** EXERCISE DETAILS **
Answer with one number: how many lines hold "kind".

** Start **

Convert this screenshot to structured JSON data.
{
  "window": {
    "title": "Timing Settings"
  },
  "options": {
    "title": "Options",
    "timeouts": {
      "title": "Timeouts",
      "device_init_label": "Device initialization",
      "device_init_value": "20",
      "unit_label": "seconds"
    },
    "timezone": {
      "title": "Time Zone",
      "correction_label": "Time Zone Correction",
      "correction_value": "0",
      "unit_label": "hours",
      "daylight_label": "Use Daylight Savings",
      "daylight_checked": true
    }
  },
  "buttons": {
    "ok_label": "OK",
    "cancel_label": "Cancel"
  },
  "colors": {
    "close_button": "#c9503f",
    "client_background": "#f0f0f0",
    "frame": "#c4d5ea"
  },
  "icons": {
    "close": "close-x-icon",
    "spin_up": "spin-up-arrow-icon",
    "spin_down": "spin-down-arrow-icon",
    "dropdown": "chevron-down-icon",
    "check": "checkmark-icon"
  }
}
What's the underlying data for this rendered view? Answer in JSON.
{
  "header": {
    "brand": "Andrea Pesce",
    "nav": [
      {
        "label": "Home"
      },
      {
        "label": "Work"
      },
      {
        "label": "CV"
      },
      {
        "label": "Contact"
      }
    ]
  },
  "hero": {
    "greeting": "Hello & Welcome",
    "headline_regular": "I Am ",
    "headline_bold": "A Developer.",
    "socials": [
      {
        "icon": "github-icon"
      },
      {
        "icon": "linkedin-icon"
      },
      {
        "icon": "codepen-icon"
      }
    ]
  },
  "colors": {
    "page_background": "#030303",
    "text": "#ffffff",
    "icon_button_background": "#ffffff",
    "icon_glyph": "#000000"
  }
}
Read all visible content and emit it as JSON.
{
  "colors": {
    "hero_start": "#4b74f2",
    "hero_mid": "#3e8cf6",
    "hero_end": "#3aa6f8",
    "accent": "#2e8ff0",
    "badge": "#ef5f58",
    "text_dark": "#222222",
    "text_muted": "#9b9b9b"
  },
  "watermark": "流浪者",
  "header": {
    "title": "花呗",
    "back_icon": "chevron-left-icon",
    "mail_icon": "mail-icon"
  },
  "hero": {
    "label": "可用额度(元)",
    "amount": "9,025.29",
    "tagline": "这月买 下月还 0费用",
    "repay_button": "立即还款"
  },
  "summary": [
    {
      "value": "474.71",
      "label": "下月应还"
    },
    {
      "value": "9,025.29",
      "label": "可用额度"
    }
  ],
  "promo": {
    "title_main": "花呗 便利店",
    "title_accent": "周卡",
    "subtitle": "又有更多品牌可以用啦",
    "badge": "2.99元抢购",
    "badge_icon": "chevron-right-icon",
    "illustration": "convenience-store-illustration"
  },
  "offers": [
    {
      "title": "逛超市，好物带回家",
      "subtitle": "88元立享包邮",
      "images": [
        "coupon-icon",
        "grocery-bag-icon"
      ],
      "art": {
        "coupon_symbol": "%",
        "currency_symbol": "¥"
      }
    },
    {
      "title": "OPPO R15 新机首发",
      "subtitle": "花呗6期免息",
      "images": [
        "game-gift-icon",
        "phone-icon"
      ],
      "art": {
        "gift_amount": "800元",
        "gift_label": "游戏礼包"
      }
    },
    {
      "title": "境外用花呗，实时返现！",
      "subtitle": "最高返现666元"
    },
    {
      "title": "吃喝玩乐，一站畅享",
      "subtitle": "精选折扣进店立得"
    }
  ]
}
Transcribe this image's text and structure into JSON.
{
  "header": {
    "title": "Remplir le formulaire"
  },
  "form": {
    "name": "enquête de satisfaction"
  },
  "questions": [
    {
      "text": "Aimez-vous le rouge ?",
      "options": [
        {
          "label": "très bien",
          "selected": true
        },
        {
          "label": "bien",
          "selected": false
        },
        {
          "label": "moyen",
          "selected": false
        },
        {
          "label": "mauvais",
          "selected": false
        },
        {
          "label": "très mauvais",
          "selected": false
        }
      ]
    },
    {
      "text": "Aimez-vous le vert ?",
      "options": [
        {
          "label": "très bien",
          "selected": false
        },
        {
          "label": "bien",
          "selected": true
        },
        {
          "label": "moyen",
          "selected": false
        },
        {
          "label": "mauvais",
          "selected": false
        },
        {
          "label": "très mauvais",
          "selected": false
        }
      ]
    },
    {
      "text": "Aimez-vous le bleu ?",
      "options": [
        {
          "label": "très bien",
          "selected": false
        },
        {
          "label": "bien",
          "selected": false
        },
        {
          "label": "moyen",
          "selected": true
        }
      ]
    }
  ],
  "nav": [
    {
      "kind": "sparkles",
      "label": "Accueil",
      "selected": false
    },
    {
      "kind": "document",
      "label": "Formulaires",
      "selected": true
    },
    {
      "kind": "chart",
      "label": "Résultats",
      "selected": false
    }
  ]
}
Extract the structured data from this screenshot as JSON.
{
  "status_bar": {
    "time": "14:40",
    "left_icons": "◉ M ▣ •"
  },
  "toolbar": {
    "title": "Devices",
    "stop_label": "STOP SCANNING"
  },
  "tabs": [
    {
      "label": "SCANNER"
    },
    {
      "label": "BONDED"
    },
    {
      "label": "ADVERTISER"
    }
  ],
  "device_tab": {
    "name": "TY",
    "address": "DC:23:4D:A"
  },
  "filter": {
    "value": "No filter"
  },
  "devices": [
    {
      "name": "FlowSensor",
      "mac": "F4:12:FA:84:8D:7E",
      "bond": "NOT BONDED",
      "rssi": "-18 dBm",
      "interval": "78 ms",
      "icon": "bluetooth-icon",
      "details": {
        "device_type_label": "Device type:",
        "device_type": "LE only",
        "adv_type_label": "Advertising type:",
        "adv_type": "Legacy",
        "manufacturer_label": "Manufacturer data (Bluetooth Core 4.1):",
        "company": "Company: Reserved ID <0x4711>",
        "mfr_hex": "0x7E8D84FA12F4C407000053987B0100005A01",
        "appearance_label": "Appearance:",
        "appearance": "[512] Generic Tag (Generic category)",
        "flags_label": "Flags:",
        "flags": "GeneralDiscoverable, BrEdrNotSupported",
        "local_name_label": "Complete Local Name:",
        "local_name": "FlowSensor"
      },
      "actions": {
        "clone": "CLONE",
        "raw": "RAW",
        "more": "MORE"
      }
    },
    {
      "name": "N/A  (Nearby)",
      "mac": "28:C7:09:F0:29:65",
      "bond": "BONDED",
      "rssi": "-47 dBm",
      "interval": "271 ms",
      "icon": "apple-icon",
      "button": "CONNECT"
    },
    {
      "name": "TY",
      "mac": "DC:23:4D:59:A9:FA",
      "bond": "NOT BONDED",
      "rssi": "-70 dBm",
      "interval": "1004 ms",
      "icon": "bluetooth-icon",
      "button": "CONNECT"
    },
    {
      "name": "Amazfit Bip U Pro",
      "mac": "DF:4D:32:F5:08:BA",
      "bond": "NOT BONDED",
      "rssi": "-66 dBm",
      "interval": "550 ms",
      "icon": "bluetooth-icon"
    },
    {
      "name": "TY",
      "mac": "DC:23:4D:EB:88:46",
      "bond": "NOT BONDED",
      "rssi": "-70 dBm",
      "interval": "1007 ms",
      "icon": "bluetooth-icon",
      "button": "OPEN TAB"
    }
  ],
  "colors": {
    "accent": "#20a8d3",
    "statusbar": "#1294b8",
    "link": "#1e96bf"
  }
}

** End **

** FINAL ANSWER **
3